## WHAT IS BEING ASKED
Scan the lines below; pull out those with "Manicouagan".

· · ·

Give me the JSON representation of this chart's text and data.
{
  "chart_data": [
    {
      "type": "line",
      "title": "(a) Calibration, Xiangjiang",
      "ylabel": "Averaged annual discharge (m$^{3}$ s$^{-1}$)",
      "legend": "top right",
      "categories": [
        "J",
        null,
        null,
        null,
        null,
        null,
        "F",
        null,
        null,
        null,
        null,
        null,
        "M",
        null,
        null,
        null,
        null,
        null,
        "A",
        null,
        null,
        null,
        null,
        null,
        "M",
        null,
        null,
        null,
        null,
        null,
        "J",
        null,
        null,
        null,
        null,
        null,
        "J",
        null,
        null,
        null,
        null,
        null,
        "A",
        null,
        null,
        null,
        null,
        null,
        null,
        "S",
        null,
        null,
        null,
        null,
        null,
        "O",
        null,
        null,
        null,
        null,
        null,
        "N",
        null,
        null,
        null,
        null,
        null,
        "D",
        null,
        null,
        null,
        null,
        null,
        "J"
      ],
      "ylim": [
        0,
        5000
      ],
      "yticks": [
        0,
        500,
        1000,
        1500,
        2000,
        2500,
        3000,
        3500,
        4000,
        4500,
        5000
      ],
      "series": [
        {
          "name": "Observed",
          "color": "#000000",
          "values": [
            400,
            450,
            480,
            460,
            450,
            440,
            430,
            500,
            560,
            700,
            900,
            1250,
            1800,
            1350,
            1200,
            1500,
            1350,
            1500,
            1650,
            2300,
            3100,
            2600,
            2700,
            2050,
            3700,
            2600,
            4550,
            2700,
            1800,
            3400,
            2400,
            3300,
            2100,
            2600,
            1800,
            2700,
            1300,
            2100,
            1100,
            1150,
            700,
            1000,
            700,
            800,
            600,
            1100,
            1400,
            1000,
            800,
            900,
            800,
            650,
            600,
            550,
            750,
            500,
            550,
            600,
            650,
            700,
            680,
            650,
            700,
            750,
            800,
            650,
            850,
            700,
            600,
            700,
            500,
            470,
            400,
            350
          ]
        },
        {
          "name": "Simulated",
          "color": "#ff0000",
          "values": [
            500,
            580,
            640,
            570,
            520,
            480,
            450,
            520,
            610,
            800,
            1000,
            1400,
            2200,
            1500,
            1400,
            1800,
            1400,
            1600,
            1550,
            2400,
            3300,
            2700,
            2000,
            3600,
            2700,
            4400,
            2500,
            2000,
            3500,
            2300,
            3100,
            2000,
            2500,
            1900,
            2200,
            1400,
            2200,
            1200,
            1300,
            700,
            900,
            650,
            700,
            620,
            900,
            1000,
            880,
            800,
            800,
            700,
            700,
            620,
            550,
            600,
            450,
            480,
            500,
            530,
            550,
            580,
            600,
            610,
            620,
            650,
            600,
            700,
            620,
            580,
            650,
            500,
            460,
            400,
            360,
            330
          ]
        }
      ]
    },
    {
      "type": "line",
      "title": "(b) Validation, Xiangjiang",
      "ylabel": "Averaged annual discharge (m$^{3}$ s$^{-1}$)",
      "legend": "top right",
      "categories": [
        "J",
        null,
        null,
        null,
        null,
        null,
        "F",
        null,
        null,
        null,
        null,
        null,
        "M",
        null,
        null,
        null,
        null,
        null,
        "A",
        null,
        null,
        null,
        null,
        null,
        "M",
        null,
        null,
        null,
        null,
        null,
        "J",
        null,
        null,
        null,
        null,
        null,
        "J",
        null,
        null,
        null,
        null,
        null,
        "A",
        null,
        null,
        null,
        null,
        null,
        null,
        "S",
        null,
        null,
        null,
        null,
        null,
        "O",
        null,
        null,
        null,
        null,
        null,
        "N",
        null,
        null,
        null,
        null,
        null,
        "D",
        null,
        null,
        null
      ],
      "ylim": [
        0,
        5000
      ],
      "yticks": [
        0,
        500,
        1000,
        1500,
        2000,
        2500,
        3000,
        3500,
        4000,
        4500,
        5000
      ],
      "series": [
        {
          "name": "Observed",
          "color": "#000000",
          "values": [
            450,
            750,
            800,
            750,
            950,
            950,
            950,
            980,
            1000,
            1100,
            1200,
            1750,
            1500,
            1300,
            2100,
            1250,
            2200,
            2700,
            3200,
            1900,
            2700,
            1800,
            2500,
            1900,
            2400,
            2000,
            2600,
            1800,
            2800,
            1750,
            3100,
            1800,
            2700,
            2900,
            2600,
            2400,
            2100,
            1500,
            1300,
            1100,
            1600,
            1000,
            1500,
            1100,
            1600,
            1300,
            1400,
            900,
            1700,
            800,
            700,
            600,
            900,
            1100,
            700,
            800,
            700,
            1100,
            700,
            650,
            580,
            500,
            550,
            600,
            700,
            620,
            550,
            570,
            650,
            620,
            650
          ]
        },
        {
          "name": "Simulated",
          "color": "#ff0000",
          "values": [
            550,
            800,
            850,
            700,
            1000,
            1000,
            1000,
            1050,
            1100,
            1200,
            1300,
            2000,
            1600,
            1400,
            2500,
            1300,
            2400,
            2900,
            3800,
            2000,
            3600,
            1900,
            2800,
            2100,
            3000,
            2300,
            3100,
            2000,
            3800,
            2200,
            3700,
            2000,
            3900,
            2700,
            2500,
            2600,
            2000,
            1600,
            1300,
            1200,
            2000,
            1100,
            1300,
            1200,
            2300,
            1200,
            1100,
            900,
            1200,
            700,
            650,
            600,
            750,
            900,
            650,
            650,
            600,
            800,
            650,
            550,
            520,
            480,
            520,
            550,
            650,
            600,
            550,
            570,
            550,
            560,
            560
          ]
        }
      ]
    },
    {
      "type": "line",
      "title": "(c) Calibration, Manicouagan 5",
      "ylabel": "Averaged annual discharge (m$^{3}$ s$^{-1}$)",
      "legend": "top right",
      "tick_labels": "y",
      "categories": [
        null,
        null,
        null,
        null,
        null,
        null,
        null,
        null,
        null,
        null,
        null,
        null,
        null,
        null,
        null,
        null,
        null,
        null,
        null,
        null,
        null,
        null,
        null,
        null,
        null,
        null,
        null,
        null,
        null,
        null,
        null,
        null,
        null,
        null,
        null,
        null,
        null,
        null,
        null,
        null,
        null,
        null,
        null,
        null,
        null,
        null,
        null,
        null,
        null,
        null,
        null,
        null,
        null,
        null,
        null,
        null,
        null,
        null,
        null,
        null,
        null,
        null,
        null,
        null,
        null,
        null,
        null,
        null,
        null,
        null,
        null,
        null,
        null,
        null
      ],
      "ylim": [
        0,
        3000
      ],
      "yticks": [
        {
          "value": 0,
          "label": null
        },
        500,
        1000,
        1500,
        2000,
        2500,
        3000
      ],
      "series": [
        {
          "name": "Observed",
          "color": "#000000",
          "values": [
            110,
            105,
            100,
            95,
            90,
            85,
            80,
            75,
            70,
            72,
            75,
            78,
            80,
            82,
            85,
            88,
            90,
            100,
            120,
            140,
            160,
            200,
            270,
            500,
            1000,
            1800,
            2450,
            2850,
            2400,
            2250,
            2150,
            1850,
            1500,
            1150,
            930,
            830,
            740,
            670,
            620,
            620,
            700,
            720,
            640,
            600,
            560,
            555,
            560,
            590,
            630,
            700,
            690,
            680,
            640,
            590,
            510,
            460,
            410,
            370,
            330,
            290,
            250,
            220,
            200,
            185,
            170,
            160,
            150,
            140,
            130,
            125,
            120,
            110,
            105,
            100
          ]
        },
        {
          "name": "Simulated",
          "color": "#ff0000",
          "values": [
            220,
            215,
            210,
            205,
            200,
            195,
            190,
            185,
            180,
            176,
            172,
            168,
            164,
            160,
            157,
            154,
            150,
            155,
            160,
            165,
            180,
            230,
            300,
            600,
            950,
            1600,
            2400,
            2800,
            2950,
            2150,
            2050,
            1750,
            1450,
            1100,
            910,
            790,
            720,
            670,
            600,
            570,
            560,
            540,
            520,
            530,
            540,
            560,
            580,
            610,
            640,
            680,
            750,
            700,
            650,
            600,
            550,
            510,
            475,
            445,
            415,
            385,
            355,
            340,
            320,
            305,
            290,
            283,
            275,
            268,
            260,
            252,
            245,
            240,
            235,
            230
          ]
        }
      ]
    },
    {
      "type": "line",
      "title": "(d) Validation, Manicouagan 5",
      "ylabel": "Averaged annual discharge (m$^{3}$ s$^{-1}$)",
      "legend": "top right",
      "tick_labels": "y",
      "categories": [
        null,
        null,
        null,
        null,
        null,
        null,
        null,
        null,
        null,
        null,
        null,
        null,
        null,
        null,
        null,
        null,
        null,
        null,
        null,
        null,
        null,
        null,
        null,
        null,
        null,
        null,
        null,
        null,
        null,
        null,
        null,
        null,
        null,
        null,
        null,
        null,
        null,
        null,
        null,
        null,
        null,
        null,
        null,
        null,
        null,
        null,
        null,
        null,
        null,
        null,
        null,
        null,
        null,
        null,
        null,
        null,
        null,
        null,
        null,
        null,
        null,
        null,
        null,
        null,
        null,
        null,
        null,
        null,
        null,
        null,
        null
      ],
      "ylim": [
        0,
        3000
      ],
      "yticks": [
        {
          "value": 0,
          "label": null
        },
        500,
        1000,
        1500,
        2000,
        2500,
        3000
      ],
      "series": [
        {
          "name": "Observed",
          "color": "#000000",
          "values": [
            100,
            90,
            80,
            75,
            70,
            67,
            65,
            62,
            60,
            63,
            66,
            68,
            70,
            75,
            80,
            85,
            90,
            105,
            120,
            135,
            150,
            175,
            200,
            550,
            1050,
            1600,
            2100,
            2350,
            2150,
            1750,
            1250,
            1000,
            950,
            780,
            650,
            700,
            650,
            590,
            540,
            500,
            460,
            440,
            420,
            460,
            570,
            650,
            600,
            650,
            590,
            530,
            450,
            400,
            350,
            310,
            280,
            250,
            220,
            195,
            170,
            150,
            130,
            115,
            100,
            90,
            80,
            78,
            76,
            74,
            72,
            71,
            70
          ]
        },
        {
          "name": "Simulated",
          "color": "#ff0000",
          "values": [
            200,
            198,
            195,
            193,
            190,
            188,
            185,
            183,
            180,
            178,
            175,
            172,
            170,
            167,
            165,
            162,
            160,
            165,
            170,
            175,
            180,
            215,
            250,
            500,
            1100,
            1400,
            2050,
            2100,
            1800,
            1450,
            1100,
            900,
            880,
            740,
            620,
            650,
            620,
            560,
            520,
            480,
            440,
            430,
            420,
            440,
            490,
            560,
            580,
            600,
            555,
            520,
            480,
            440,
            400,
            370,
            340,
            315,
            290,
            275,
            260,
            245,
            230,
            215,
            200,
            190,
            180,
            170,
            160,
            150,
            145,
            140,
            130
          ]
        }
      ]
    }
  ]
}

· · ·

## EXERCISE ANSWER
      "title": "(c) Calibration, Manicouagan 5",
      "title": "(d) Validation, Manicouagan 5",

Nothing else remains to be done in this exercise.